Data records:
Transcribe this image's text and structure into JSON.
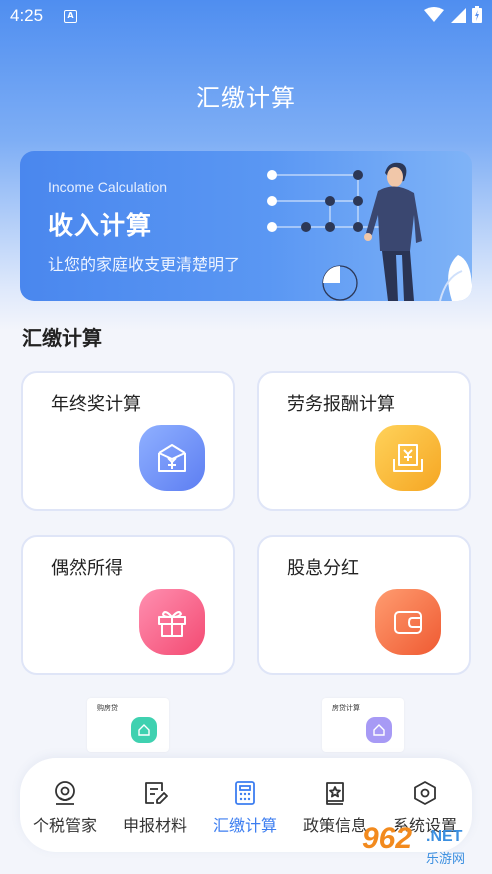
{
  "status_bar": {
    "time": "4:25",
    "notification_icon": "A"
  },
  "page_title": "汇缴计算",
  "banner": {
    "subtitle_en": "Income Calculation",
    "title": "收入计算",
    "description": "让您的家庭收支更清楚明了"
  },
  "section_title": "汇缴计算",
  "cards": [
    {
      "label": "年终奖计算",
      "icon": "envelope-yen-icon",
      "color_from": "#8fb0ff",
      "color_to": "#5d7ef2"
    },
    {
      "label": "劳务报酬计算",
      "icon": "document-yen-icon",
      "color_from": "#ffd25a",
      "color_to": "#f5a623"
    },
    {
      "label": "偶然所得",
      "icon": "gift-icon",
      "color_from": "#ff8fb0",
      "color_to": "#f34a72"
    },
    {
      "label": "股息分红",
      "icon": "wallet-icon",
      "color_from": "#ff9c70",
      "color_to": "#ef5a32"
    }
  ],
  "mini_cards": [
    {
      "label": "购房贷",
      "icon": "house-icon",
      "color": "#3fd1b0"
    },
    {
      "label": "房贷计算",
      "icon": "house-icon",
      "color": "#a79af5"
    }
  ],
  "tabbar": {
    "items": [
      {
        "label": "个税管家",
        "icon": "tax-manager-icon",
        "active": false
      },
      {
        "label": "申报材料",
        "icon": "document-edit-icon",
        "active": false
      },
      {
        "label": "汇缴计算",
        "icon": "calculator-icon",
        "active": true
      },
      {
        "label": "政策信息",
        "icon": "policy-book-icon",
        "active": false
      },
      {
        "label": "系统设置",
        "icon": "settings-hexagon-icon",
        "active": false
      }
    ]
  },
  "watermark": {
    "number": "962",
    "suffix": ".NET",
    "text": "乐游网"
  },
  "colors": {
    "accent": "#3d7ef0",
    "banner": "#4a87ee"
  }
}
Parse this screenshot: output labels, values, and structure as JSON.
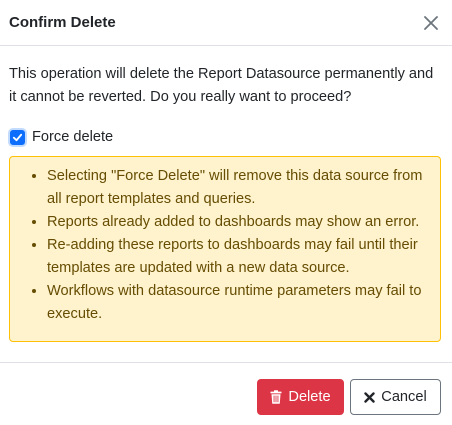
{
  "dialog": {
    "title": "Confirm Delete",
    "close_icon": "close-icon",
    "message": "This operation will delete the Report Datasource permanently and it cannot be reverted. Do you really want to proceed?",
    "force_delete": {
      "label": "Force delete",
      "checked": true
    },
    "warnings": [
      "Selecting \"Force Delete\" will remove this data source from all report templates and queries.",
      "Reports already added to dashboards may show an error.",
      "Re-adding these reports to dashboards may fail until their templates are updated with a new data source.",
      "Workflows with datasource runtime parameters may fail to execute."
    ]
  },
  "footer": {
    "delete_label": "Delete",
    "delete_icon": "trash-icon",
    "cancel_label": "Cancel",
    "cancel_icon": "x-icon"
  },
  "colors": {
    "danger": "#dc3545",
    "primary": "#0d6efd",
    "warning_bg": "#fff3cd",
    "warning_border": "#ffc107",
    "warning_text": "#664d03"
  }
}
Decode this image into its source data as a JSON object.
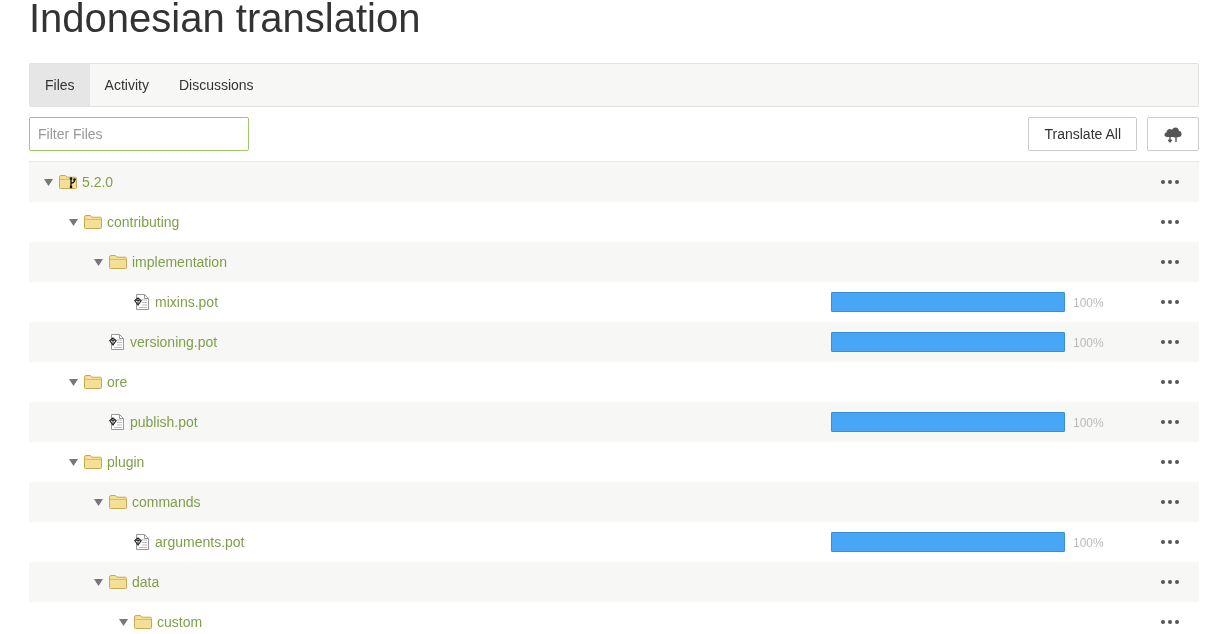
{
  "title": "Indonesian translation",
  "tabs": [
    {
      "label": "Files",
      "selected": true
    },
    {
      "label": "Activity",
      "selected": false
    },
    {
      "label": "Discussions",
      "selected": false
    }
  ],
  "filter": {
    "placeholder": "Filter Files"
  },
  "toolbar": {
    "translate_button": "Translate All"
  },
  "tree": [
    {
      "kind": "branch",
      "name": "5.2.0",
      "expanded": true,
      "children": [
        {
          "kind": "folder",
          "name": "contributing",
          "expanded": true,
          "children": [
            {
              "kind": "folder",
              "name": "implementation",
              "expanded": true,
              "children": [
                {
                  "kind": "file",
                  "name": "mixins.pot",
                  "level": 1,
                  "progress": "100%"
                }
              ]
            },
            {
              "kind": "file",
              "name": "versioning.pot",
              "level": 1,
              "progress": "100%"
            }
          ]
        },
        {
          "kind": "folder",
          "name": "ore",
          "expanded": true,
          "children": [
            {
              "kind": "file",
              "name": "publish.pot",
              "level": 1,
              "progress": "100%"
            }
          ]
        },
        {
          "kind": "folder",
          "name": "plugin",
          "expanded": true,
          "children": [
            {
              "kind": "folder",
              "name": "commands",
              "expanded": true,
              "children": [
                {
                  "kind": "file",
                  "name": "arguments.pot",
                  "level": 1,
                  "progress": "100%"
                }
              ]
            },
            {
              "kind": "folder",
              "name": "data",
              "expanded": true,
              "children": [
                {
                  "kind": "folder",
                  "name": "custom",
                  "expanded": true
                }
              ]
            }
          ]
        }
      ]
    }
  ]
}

● What this task involves:
Every entry must be reproduced exactly, with the images left out.

● Full solution:
Transcribe this image's text and structure into JSON.
{
  "status_bar": {
    "time": "4:25",
    "notification_icon": "A"
  },
  "page_title": "汇缴计算",
  "banner": {
    "subtitle_en": "Income Calculation",
    "title": "收入计算",
    "description": "让您的家庭收支更清楚明了"
  },
  "section_title": "汇缴计算",
  "cards": [
    {
      "label": "年终奖计算",
      "icon": "envelope-yen-icon",
      "color_from": "#8fb0ff",
      "color_to": "#5d7ef2"
    },
    {
      "label": "劳务报酬计算",
      "icon": "document-yen-icon",
      "color_from": "#ffd25a",
      "color_to": "#f5a623"
    },
    {
      "label": "偶然所得",
      "icon": "gift-icon",
      "color_from": "#ff8fb0",
      "color_to": "#f34a72"
    },
    {
      "label": "股息分红",
      "icon": "wallet-icon",
      "color_from": "#ff9c70",
      "color_to": "#ef5a32"
    }
  ],
  "mini_cards": [
    {
      "label": "购房贷",
      "icon": "house-icon",
      "color": "#3fd1b0"
    },
    {
      "label": "房贷计算",
      "icon": "house-icon",
      "color": "#a79af5"
    }
  ],
  "tabbar": {
    "items": [
      {
        "label": "个税管家",
        "icon": "tax-manager-icon",
        "active": false
      },
      {
        "label": "申报材料",
        "icon": "document-edit-icon",
        "active": false
      },
      {
        "label": "汇缴计算",
        "icon": "calculator-icon",
        "active": true
      },
      {
        "label": "政策信息",
        "icon": "policy-book-icon",
        "active": false
      },
      {
        "label": "系统设置",
        "icon": "settings-hexagon-icon",
        "active": false
      }
    ]
  },
  "watermark": {
    "number": "962",
    "suffix": ".NET",
    "text": "乐游网"
  },
  "colors": {
    "accent": "#3d7ef0",
    "banner": "#4a87ee"
  }
}
Parse this screenshot: output labels, values, and structure as JSON.
{
  "dialog": {
    "title": "Confirm Delete",
    "close_icon": "close-icon",
    "message": "This operation will delete the Report Datasource permanently and it cannot be reverted. Do you really want to proceed?",
    "force_delete": {
      "label": "Force delete",
      "checked": true
    },
    "warnings": [
      "Selecting \"Force Delete\" will remove this data source from all report templates and queries.",
      "Reports already added to dashboards may show an error.",
      "Re-adding these reports to dashboards may fail until their templates are updated with a new data source.",
      "Workflows with datasource runtime parameters may fail to execute."
    ]
  },
  "footer": {
    "delete_label": "Delete",
    "delete_icon": "trash-icon",
    "cancel_label": "Cancel",
    "cancel_icon": "x-icon"
  },
  "colors": {
    "danger": "#dc3545",
    "primary": "#0d6efd",
    "warning_bg": "#fff3cd",
    "warning_border": "#ffc107",
    "warning_text": "#664d03"
  }
}
Decode this image into its source data as a JSON object.
{
  "title": "Indonesian translation",
  "tabs": [
    {
      "label": "Files",
      "selected": true
    },
    {
      "label": "Activity",
      "selected": false
    },
    {
      "label": "Discussions",
      "selected": false
    }
  ],
  "filter": {
    "placeholder": "Filter Files"
  },
  "toolbar": {
    "translate_button": "Translate All"
  },
  "tree": [
    {
      "kind": "branch",
      "name": "5.2.0",
      "expanded": true,
      "children": [
        {
          "kind": "folder",
          "name": "contributing",
          "expanded": true,
          "children": [
            {
              "kind": "folder",
              "name": "implementation",
              "expanded": true,
              "children": [
                {
                  "kind": "file",
                  "name": "mixins.pot",
                  "level": 1,
                  "progress": "100%"
                }
              ]
            },
            {
              "kind": "file",
              "name": "versioning.pot",
              "level": 1,
              "progress": "100%"
            }
          ]
        },
        {
          "kind": "folder",
          "name": "ore",
          "expanded": true,
          "children": [
            {
              "kind": "file",
              "name": "publish.pot",
              "level": 1,
              "progress": "100%"
            }
          ]
        },
        {
          "kind": "folder",
          "name": "plugin",
          "expanded": true,
          "children": [
            {
              "kind": "folder",
              "name": "commands",
              "expanded": true,
              "children": [
                {
                  "kind": "file",
                  "name": "arguments.pot",
                  "level": 1,
                  "progress": "100%"
                }
              ]
            },
            {
              "kind": "folder",
              "name": "data",
              "expanded": true,
              "children": [
                {
                  "kind": "folder",
                  "name": "custom",
                  "expanded": true
                }
              ]
            }
          ]
        }
      ]
    }
  ]
}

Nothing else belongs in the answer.